> [DATA ROWS]:
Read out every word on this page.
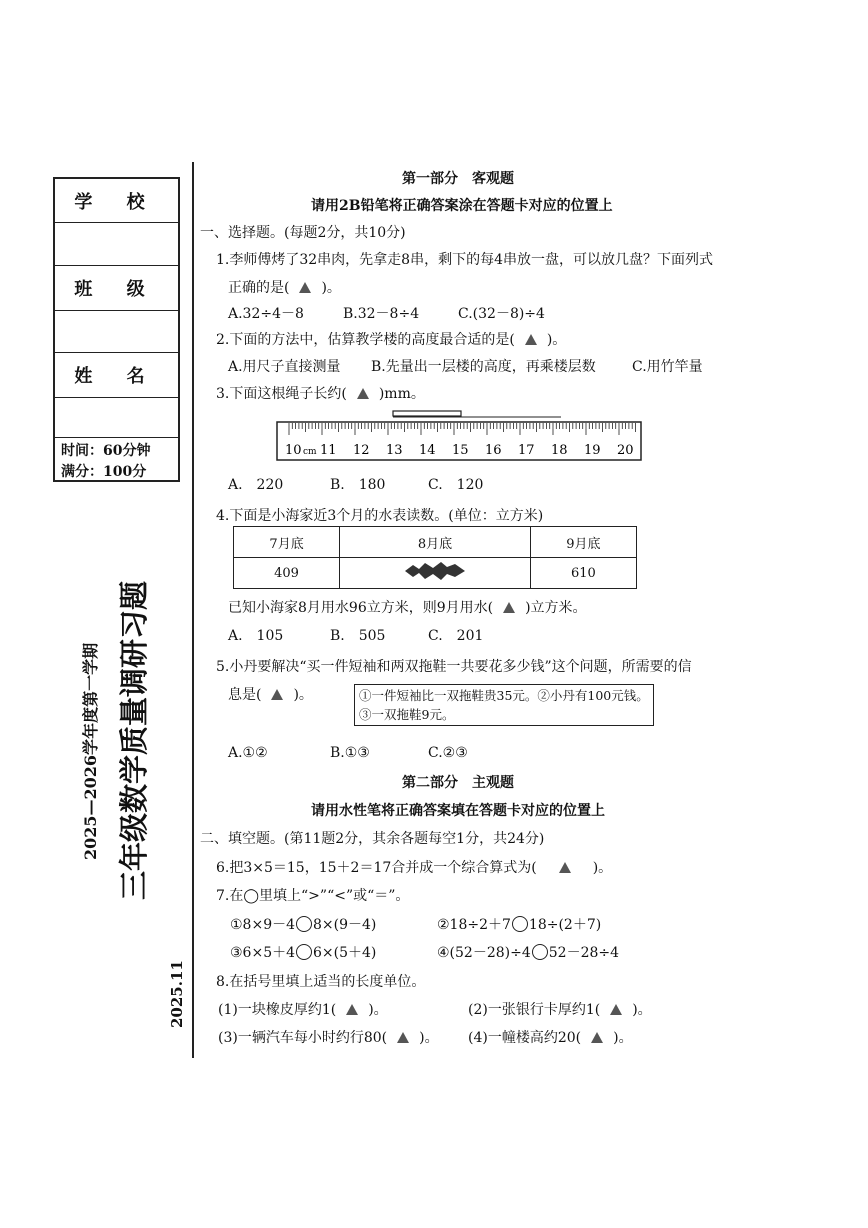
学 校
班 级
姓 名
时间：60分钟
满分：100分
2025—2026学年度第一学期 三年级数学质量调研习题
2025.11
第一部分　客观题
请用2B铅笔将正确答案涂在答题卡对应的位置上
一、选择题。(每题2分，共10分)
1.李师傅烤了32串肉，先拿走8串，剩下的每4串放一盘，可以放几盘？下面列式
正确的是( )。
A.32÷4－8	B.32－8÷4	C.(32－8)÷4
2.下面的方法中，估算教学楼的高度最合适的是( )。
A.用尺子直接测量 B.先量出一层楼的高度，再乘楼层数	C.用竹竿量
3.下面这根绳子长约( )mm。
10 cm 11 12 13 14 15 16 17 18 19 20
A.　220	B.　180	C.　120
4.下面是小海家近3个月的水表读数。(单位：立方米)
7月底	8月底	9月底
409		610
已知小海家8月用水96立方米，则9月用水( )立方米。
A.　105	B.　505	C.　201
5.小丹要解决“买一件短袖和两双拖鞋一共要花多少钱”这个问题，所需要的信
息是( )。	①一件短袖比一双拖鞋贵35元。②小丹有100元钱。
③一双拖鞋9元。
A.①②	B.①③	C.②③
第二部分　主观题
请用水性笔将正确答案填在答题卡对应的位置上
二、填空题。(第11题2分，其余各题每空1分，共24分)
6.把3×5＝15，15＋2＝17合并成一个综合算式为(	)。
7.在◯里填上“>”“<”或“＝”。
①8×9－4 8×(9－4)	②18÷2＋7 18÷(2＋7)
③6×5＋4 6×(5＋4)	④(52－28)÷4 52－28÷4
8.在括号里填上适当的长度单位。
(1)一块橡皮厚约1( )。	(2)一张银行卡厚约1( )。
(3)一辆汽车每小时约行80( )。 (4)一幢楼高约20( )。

* * *

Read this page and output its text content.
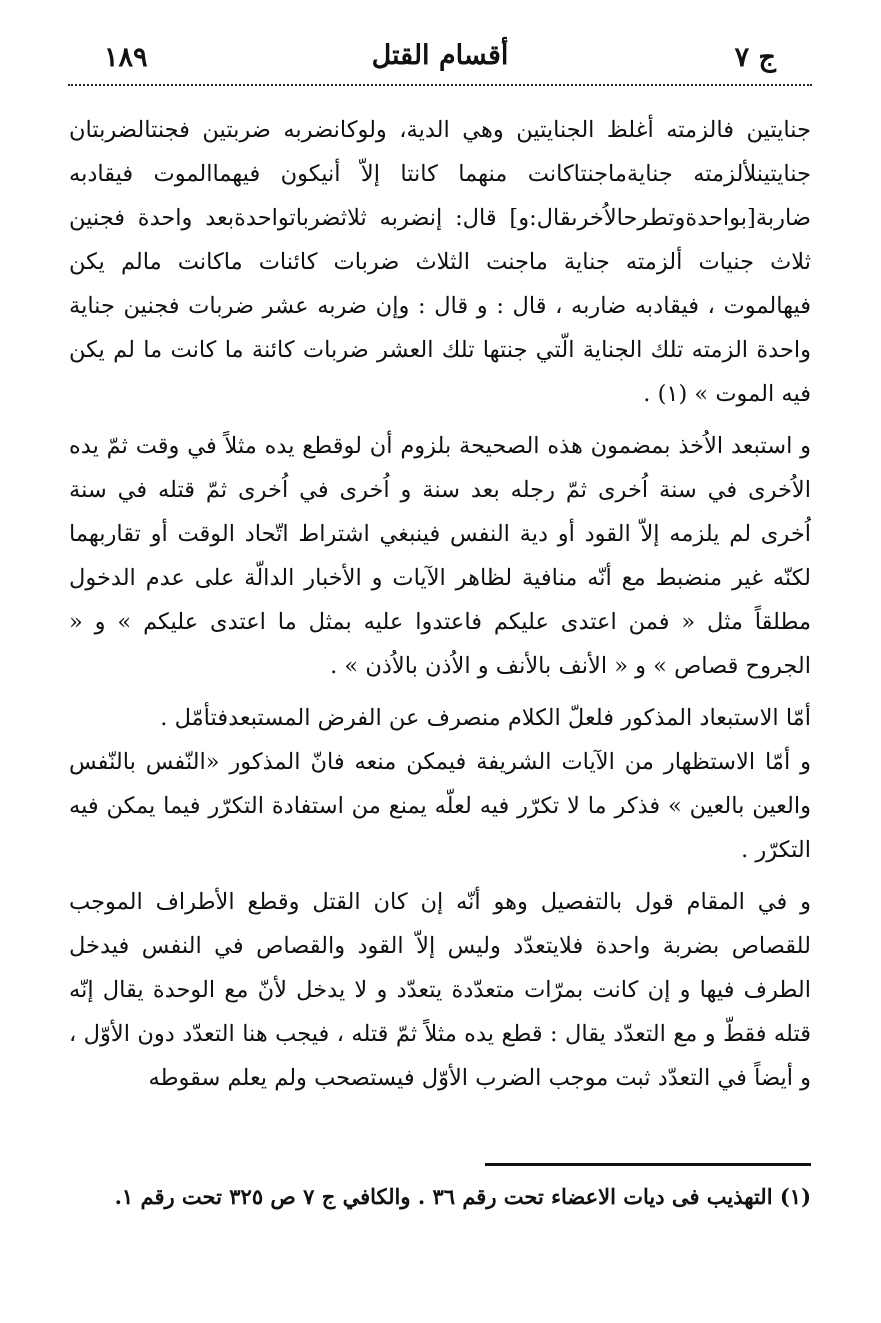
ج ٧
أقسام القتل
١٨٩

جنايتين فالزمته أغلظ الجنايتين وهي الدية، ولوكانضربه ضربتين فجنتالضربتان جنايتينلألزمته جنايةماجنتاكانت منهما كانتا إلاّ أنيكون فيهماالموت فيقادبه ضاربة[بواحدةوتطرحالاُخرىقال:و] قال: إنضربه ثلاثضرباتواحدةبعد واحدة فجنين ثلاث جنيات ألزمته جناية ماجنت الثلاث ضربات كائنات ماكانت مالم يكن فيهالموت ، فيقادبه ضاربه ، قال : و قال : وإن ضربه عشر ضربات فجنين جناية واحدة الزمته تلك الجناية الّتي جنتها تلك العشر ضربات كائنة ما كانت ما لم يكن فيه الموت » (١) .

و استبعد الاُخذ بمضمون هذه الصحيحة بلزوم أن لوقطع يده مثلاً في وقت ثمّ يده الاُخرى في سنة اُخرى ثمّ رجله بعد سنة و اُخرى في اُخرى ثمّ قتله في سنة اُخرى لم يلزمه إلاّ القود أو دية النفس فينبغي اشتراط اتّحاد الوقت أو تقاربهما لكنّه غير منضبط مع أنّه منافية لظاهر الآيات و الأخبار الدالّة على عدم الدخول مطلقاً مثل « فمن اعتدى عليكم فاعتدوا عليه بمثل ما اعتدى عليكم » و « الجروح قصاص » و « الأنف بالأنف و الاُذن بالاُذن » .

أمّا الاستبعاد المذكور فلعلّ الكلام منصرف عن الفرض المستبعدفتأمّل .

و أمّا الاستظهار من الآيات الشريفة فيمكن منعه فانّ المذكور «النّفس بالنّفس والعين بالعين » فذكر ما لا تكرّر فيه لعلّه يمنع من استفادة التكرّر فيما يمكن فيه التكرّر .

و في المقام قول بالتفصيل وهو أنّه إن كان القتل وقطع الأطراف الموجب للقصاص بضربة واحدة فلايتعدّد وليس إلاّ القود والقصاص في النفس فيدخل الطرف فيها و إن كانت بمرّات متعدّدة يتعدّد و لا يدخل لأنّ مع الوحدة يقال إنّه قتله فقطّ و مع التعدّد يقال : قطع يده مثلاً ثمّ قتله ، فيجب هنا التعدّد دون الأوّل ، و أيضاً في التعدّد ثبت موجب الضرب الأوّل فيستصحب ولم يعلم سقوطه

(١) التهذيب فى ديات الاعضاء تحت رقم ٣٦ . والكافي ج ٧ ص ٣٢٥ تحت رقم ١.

> [TASK STATEMENT]:
All lines that include "القود" are to be gathered and copied.

> [SOLUTION]:
و استبعد الاُخذ بمضمون هذه الصحيحة بلزوم أن لوقطع يده مثلاً في وقت ثمّ يده الاُخرى في سنة اُخرى ثمّ رجله بعد سنة و اُخرى في اُخرى ثمّ قتله في سنة اُخرى لم يلزمه إلاّ القود أو دية النفس فينبغي اشتراط اتّحاد الوقت أو تقاربهما لكنّه غير منضبط مع أنّه منافية لظاهر الآيات و الأخبار الدالّة على عدم الدخول مطلقاً مثل « فمن اعتدى عليكم فاعتدوا عليه بمثل ما اعتدى عليكم » و « الجروح قصاص » و « الأنف بالأنف و الاُذن بالاُذن » .
و في المقام قول بالتفصيل وهو أنّه إن كان القتل وقطع الأطراف الموجب للقصاص بضربة واحدة فلايتعدّد وليس إلاّ القود والقصاص في النفس فيدخل الطرف فيها و إن كانت بمرّات متعدّدة يتعدّد و لا يدخل لأنّ مع الوحدة يقال إنّه قتله فقطّ و مع التعدّد يقال : قطع يده مثلاً ثمّ قتله ، فيجب هنا التعدّد دون الأوّل ، و أيضاً في التعدّد ثبت موجب الضرب الأوّل فيستصحب ولم يعلم سقوطه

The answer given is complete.